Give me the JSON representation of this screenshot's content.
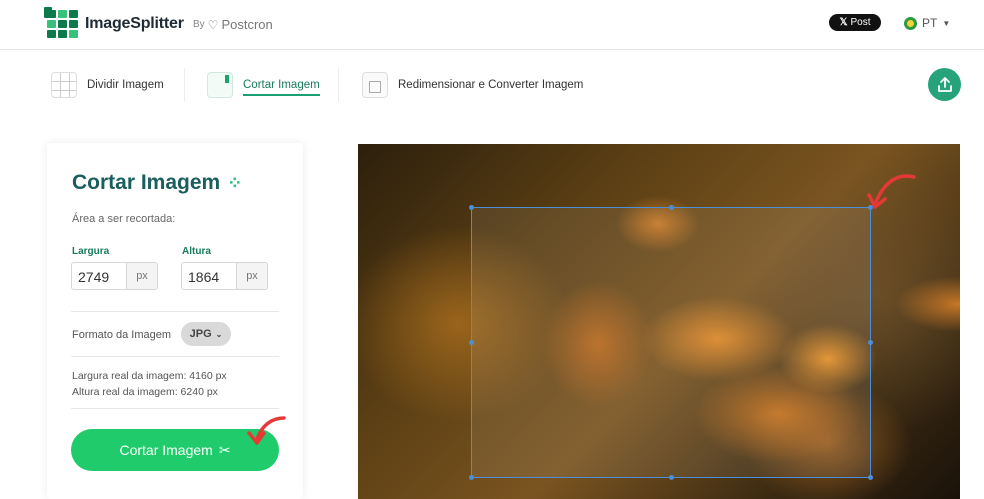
{
  "header": {
    "brand": "ImageSplitter",
    "by_label": "By",
    "partner": "Postcron",
    "share_label": "Post",
    "language": "PT"
  },
  "tabs": [
    {
      "label": "Dividir Imagem",
      "icon": "grid-icon",
      "active": false
    },
    {
      "label": "Cortar Imagem",
      "icon": "crop-icon",
      "active": true
    },
    {
      "label": "Redimensionar e Converter Imagem",
      "icon": "resize-icon",
      "active": false
    }
  ],
  "panel": {
    "title": "Cortar Imagem",
    "area_label": "Área a ser recortada:",
    "width_label": "Largura",
    "width_value": "2749",
    "height_label": "Altura",
    "height_value": "1864",
    "unit": "px",
    "format_label": "Formato da Imagem",
    "format_value": "JPG",
    "real_width": "Largura real da imagem: 4160 px",
    "real_height": "Altura real da imagem: 6240 px",
    "crop_button": "Cortar Imagem"
  },
  "colors": {
    "accent": "#1a7a5e",
    "button": "#1fcb6b",
    "crop_border": "#4a8fd8",
    "annotation": "#e53935"
  }
}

▶ _EXERCISE DIRECTIONS_
Print out the material word for word, omitting the pictures.

▶ _RESPONSE_
Give me the JSON representation of this screenshot's content.
{
  "header": {
    "brand": "ImageSplitter",
    "by_label": "By",
    "partner": "Postcron",
    "share_label": "Post",
    "language": "PT"
  },
  "tabs": [
    {
      "label": "Dividir Imagem",
      "icon": "grid-icon",
      "active": false
    },
    {
      "label": "Cortar Imagem",
      "icon": "crop-icon",
      "active": true
    },
    {
      "label": "Redimensionar e Converter Imagem",
      "icon": "resize-icon",
      "active": false
    }
  ],
  "panel": {
    "title": "Cortar Imagem",
    "area_label": "Área a ser recortada:",
    "width_label": "Largura",
    "width_value": "2749",
    "height_label": "Altura",
    "height_value": "1864",
    "unit": "px",
    "format_label": "Formato da Imagem",
    "format_value": "JPG",
    "real_width": "Largura real da imagem: 4160 px",
    "real_height": "Altura real da imagem: 6240 px",
    "crop_button": "Cortar Imagem"
  },
  "colors": {
    "accent": "#1a7a5e",
    "button": "#1fcb6b",
    "crop_border": "#4a8fd8",
    "annotation": "#e53935"
  }
}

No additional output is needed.